--- start of Information provided ---

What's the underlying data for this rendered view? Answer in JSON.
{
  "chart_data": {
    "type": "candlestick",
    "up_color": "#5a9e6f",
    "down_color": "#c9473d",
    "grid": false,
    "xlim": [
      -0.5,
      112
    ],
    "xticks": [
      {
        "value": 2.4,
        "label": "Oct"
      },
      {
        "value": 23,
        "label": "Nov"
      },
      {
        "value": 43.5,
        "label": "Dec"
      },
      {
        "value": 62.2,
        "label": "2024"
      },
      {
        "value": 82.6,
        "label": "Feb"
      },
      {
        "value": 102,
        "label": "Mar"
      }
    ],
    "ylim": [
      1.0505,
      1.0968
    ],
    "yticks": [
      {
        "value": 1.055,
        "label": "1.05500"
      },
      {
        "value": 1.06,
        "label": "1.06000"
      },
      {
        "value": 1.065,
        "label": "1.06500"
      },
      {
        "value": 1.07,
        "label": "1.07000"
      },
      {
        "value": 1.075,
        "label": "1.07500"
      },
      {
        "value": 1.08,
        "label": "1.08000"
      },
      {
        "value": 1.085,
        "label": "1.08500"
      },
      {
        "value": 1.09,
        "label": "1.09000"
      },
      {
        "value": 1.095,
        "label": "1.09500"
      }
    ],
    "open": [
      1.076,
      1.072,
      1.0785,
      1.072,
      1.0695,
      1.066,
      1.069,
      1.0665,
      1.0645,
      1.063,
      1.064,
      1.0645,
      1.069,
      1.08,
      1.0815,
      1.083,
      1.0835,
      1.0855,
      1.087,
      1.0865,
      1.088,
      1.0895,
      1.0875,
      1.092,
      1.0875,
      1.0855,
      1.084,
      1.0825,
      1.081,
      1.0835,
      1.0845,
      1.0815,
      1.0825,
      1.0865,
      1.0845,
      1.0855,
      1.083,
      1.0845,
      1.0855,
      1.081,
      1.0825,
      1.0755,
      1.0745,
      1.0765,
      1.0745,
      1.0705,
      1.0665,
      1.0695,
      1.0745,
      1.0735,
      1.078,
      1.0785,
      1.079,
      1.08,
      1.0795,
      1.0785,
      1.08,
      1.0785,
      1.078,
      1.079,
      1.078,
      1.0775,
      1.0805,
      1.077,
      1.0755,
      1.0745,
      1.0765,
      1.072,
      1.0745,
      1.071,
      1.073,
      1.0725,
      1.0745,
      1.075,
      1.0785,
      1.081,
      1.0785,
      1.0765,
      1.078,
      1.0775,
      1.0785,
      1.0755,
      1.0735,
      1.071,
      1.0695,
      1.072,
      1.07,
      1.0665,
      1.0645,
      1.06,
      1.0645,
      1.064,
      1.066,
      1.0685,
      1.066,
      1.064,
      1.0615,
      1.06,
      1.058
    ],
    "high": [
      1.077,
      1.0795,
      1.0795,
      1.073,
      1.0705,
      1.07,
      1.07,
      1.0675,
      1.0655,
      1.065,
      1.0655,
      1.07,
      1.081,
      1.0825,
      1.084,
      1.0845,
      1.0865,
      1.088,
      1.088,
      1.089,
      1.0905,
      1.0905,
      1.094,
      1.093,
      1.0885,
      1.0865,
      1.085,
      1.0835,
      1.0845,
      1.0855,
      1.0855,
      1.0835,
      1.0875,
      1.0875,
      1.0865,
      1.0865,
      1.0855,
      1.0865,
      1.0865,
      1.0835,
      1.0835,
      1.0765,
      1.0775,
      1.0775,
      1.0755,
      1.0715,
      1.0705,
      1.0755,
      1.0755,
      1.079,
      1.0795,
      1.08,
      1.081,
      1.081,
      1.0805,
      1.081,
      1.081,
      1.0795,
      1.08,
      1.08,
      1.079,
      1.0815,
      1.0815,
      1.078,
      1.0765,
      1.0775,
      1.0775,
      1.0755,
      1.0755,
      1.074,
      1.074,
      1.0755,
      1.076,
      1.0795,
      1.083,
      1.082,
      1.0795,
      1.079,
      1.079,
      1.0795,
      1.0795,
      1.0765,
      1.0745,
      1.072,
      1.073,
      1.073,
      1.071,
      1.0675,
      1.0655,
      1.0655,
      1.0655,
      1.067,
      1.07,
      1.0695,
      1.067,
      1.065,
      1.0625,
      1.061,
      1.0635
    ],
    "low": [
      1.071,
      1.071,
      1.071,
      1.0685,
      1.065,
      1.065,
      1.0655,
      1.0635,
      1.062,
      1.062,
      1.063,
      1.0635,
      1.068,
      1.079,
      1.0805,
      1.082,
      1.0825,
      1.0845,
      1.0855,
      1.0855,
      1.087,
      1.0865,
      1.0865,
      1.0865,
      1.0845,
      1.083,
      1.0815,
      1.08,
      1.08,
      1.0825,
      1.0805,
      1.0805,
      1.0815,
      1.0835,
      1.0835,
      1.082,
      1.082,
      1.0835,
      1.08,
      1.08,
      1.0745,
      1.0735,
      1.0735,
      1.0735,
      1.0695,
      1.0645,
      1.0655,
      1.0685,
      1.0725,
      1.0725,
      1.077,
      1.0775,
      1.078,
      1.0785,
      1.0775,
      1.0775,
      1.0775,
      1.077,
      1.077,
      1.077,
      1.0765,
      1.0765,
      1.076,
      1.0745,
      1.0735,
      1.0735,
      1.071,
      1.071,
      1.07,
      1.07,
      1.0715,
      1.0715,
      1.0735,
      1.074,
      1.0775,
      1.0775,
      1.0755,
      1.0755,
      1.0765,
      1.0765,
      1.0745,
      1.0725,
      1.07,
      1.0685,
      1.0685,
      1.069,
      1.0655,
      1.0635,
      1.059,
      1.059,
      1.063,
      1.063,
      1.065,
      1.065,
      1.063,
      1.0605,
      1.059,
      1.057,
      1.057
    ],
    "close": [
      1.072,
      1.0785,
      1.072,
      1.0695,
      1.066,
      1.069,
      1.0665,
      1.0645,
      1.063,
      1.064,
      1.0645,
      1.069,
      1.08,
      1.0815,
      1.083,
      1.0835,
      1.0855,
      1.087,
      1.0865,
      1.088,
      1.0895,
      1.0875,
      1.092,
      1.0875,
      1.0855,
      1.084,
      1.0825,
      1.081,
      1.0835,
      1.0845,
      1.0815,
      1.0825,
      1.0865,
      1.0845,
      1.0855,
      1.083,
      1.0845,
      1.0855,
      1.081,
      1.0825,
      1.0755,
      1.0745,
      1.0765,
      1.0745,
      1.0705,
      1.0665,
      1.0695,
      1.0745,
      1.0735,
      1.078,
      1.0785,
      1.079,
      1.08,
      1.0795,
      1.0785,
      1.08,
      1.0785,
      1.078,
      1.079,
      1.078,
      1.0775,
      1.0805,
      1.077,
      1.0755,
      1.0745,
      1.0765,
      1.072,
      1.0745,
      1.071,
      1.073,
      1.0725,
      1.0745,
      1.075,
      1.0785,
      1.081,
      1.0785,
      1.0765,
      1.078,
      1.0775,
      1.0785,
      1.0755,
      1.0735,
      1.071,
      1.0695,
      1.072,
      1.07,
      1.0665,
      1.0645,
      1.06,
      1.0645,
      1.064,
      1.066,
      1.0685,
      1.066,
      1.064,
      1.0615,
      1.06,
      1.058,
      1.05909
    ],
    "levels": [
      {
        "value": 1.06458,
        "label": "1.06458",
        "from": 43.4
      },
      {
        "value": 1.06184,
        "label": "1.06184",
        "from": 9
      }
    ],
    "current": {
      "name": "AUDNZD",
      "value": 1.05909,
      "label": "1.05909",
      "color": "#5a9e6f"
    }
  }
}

--- end of Information provided ---

- _Exercise_: Copy out the full listing exactly.

- _Correct result_:
What's the underlying data for this rendered view? Answer in JSON.
{
  "chart_data": {
    "type": "candlestick",
    "up_color": "#5a9e6f",
    "down_color": "#c9473d",
    "grid": false,
    "xlim": [
      -0.5,
      112
    ],
    "xticks": [
      {
        "value": 2.4,
        "label": "Oct"
      },
      {
        "value": 23,
        "label": "Nov"
      },
      {
        "value": 43.5,
        "label": "Dec"
      },
      {
        "value": 62.2,
        "label": "2024"
      },
      {
        "value": 82.6,
        "label": "Feb"
      },
      {
        "value": 102,
        "label": "Mar"
      }
    ],
    "ylim": [
      1.0505,
      1.0968
    ],
    "yticks": [
      {
        "value": 1.055,
        "label": "1.05500"
      },
      {
        "value": 1.06,
        "label": "1.06000"
      },
      {
        "value": 1.065,
        "label": "1.06500"
      },
      {
        "value": 1.07,
        "label": "1.07000"
      },
      {
        "value": 1.075,
        "label": "1.07500"
      },
      {
        "value": 1.08,
        "label": "1.08000"
      },
      {
        "value": 1.085,
        "label": "1.08500"
      },
      {
        "value": 1.09,
        "label": "1.09000"
      },
      {
        "value": 1.095,
        "label": "1.09500"
      }
    ],
    "open": [
      1.076,
      1.072,
      1.0785,
      1.072,
      1.0695,
      1.066,
      1.069,
      1.0665,
      1.0645,
      1.063,
      1.064,
      1.0645,
      1.069,
      1.08,
      1.0815,
      1.083,
      1.0835,
      1.0855,
      1.087,
      1.0865,
      1.088,
      1.0895,
      1.0875,
      1.092,
      1.0875,
      1.0855,
      1.084,
      1.0825,
      1.081,
      1.0835,
      1.0845,
      1.0815,
      1.0825,
      1.0865,
      1.0845,
      1.0855,
      1.083,
      1.0845,
      1.0855,
      1.081,
      1.0825,
      1.0755,
      1.0745,
      1.0765,
      1.0745,
      1.0705,
      1.0665,
      1.0695,
      1.0745,
      1.0735,
      1.078,
      1.0785,
      1.079,
      1.08,
      1.0795,
      1.0785,
      1.08,
      1.0785,
      1.078,
      1.079,
      1.078,
      1.0775,
      1.0805,
      1.077,
      1.0755,
      1.0745,
      1.0765,
      1.072,
      1.0745,
      1.071,
      1.073,
      1.0725,
      1.0745,
      1.075,
      1.0785,
      1.081,
      1.0785,
      1.0765,
      1.078,
      1.0775,
      1.0785,
      1.0755,
      1.0735,
      1.071,
      1.0695,
      1.072,
      1.07,
      1.0665,
      1.0645,
      1.06,
      1.0645,
      1.064,
      1.066,
      1.0685,
      1.066,
      1.064,
      1.0615,
      1.06,
      1.058
    ],
    "high": [
      1.077,
      1.0795,
      1.0795,
      1.073,
      1.0705,
      1.07,
      1.07,
      1.0675,
      1.0655,
      1.065,
      1.0655,
      1.07,
      1.081,
      1.0825,
      1.084,
      1.0845,
      1.0865,
      1.088,
      1.088,
      1.089,
      1.0905,
      1.0905,
      1.094,
      1.093,
      1.0885,
      1.0865,
      1.085,
      1.0835,
      1.0845,
      1.0855,
      1.0855,
      1.0835,
      1.0875,
      1.0875,
      1.0865,
      1.0865,
      1.0855,
      1.0865,
      1.0865,
      1.0835,
      1.0835,
      1.0765,
      1.0775,
      1.0775,
      1.0755,
      1.0715,
      1.0705,
      1.0755,
      1.0755,
      1.079,
      1.0795,
      1.08,
      1.081,
      1.081,
      1.0805,
      1.081,
      1.081,
      1.0795,
      1.08,
      1.08,
      1.079,
      1.0815,
      1.0815,
      1.078,
      1.0765,
      1.0775,
      1.0775,
      1.0755,
      1.0755,
      1.074,
      1.074,
      1.0755,
      1.076,
      1.0795,
      1.083,
      1.082,
      1.0795,
      1.079,
      1.079,
      1.0795,
      1.0795,
      1.0765,
      1.0745,
      1.072,
      1.073,
      1.073,
      1.071,
      1.0675,
      1.0655,
      1.0655,
      1.0655,
      1.067,
      1.07,
      1.0695,
      1.067,
      1.065,
      1.0625,
      1.061,
      1.0635
    ],
    "low": [
      1.071,
      1.071,
      1.071,
      1.0685,
      1.065,
      1.065,
      1.0655,
      1.0635,
      1.062,
      1.062,
      1.063,
      1.0635,
      1.068,
      1.079,
      1.0805,
      1.082,
      1.0825,
      1.0845,
      1.0855,
      1.0855,
      1.087,
      1.0865,
      1.0865,
      1.0865,
      1.0845,
      1.083,
      1.0815,
      1.08,
      1.08,
      1.0825,
      1.0805,
      1.0805,
      1.0815,
      1.0835,
      1.0835,
      1.082,
      1.082,
      1.0835,
      1.08,
      1.08,
      1.0745,
      1.0735,
      1.0735,
      1.0735,
      1.0695,
      1.0645,
      1.0655,
      1.0685,
      1.0725,
      1.0725,
      1.077,
      1.0775,
      1.078,
      1.0785,
      1.0775,
      1.0775,
      1.0775,
      1.077,
      1.077,
      1.077,
      1.0765,
      1.0765,
      1.076,
      1.0745,
      1.0735,
      1.0735,
      1.071,
      1.071,
      1.07,
      1.07,
      1.0715,
      1.0715,
      1.0735,
      1.074,
      1.0775,
      1.0775,
      1.0755,
      1.0755,
      1.0765,
      1.0765,
      1.0745,
      1.0725,
      1.07,
      1.0685,
      1.0685,
      1.069,
      1.0655,
      1.0635,
      1.059,
      1.059,
      1.063,
      1.063,
      1.065,
      1.065,
      1.063,
      1.0605,
      1.059,
      1.057,
      1.057
    ],
    "close": [
      1.072,
      1.0785,
      1.072,
      1.0695,
      1.066,
      1.069,
      1.0665,
      1.0645,
      1.063,
      1.064,
      1.0645,
      1.069,
      1.08,
      1.0815,
      1.083,
      1.0835,
      1.0855,
      1.087,
      1.0865,
      1.088,
      1.0895,
      1.0875,
      1.092,
      1.0875,
      1.0855,
      1.084,
      1.0825,
      1.081,
      1.0835,
      1.0845,
      1.0815,
      1.0825,
      1.0865,
      1.0845,
      1.0855,
      1.083,
      1.0845,
      1.0855,
      1.081,
      1.0825,
      1.0755,
      1.0745,
      1.0765,
      1.0745,
      1.0705,
      1.0665,
      1.0695,
      1.0745,
      1.0735,
      1.078,
      1.0785,
      1.079,
      1.08,
      1.0795,
      1.0785,
      1.08,
      1.0785,
      1.078,
      1.079,
      1.078,
      1.0775,
      1.0805,
      1.077,
      1.0755,
      1.0745,
      1.0765,
      1.072,
      1.0745,
      1.071,
      1.073,
      1.0725,
      1.0745,
      1.075,
      1.0785,
      1.081,
      1.0785,
      1.0765,
      1.078,
      1.0775,
      1.0785,
      1.0755,
      1.0735,
      1.071,
      1.0695,
      1.072,
      1.07,
      1.0665,
      1.0645,
      1.06,
      1.0645,
      1.064,
      1.066,
      1.0685,
      1.066,
      1.064,
      1.0615,
      1.06,
      1.058,
      1.05909
    ],
    "levels": [
      {
        "value": 1.06458,
        "label": "1.06458",
        "from": 43.4
      },
      {
        "value": 1.06184,
        "label": "1.06184",
        "from": 9
      }
    ],
    "current": {
      "name": "AUDNZD",
      "value": 1.05909,
      "label": "1.05909",
      "color": "#5a9e6f"
    }
  }
}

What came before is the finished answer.